== Exercise requirements ==
Omit all images, then return the remaining material exactly as it stands.

== Input material ==
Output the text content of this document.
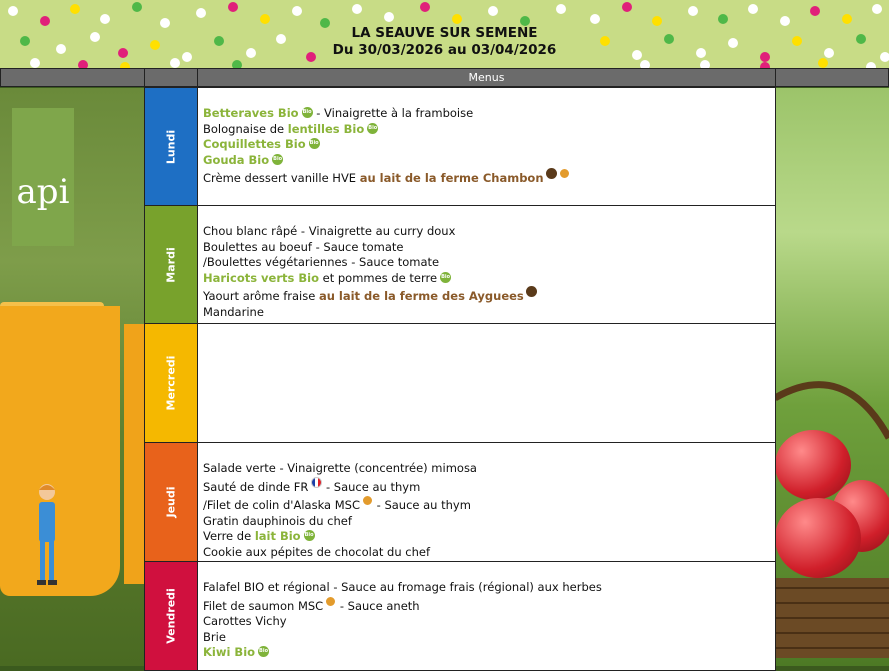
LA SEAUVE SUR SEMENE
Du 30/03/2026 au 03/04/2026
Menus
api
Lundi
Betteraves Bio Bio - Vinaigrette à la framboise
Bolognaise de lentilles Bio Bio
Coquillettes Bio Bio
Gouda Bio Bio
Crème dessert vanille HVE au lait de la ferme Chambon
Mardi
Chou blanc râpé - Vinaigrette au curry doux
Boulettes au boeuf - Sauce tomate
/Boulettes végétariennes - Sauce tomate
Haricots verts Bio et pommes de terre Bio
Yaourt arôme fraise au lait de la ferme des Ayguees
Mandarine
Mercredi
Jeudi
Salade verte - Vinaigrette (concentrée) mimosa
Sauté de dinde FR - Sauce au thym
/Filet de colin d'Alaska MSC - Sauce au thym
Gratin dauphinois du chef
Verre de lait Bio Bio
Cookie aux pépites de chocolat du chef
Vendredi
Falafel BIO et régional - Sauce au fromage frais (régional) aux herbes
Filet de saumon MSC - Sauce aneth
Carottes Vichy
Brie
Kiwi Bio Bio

== Solution to this problem ==
Output the text content of this document.
LA SEAUVE SUR SEMENE
Du 30/03/2026 au 03/04/2026
Menus
api
Lundi
Betteraves Bio Bio - Vinaigrette à la framboise
Bolognaise de lentilles Bio Bio
Coquillettes Bio Bio
Gouda Bio Bio
Crème dessert vanille HVE au lait de la ferme Chambon
Mardi
Chou blanc râpé - Vinaigrette au curry doux
Boulettes au boeuf - Sauce tomate
/Boulettes végétariennes - Sauce tomate
Haricots verts Bio et pommes de terre Bio
Yaourt arôme fraise au lait de la ferme des Ayguees
Mandarine
Mercredi
Jeudi
Salade verte - Vinaigrette (concentrée) mimosa
Sauté de dinde FR - Sauce au thym
/Filet de colin d'Alaska MSC - Sauce au thym
Gratin dauphinois du chef
Verre de lait Bio Bio
Cookie aux pépites de chocolat du chef
Vendredi
Falafel BIO et régional - Sauce au fromage frais (régional) aux herbes
Filet de saumon MSC - Sauce aneth
Carottes Vichy
Brie
Kiwi Bio Bio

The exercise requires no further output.